▶ EXERCISE TASK
Each line that contains the string "partie" counts once; report how many such lines appear in the data, as a number only.

-- start of EXTRACTED DATA --

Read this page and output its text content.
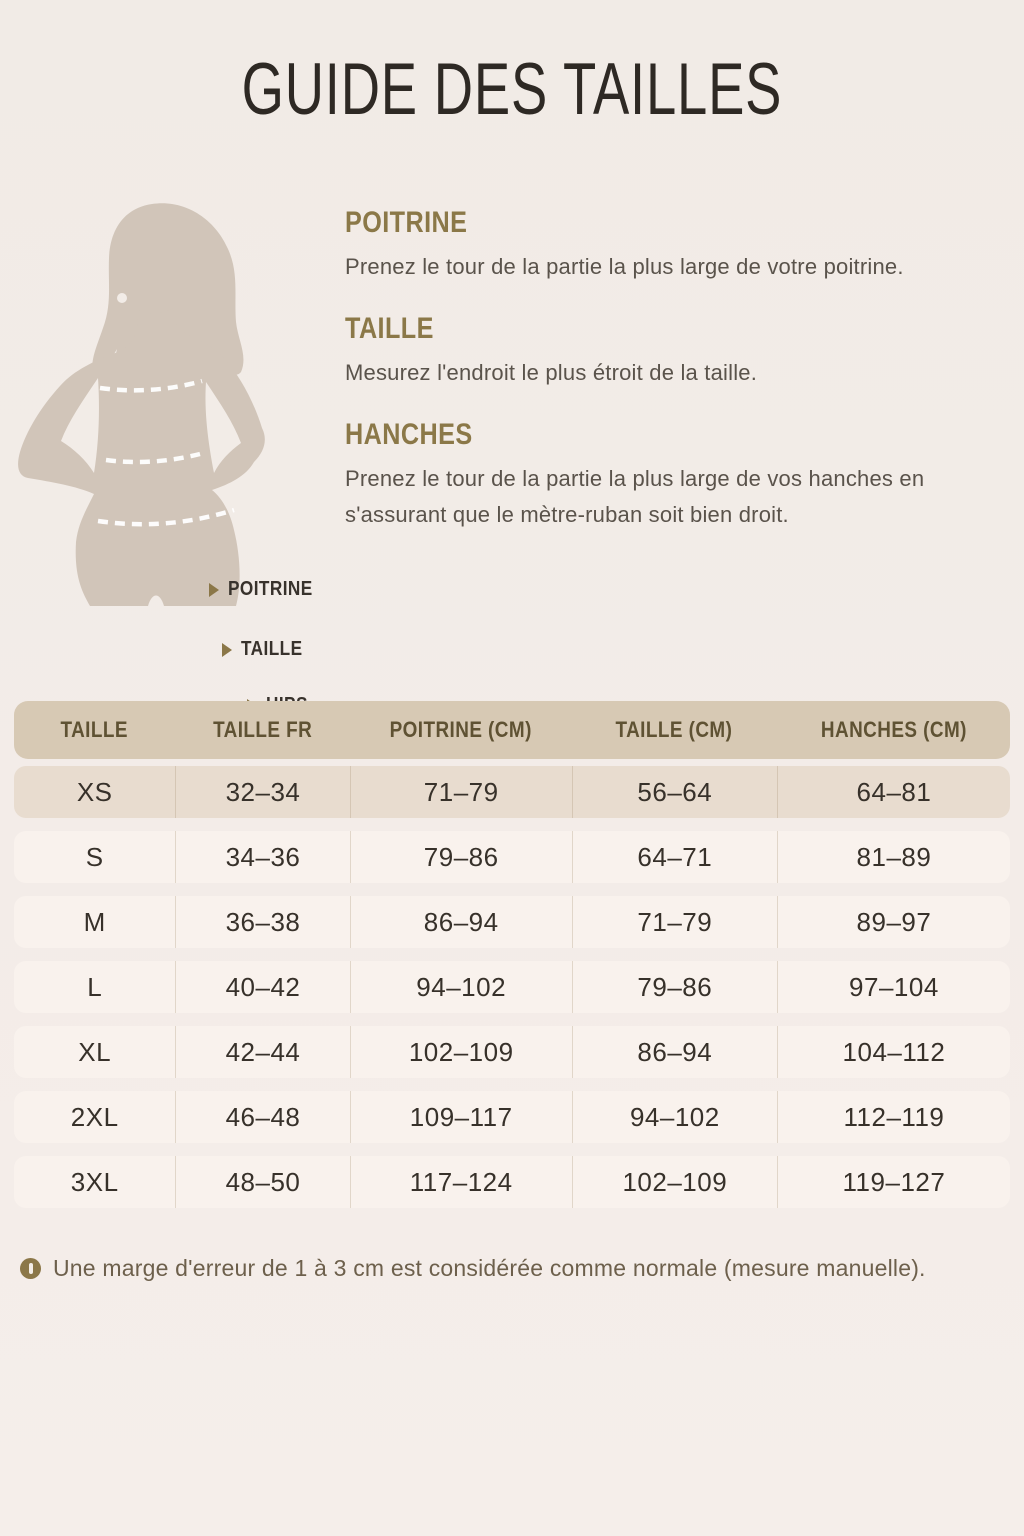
GUIDE DES TAILLES
POITRINE
TAILLE
POITRINE

Prenez le tour de la partie la plus large de votre poitrine.

TAILLE

Mesurez l'endroit le plus étroit de la taille.

HANCHES

Prenez le tour de la partie la plus large de vos hanches en s'assurant que le mètre-ruban soit bien droit.

TAILLE	TAILLE FR	POITRINE (CM)	TAILLE (CM)	HANCHES (CM)
XS	32–34	71–79	56–64	64–81
S	34–36	79–86	64–71	81–89
M	36–38	86–94	71–79	89–97
L	40–42	94–102	79–86	97–104
XL	42–44	102–109	86–94	104–112
2XL	46–48	109–117	94–102	112–119
3XL	48–50	117–124	102–109	119–127
Une marge d'erreur de 1 à 3 cm est considérée comme normale (mesure manuelle).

-- end of EXTRACTED DATA --

▶ OUTPUT BELOW
2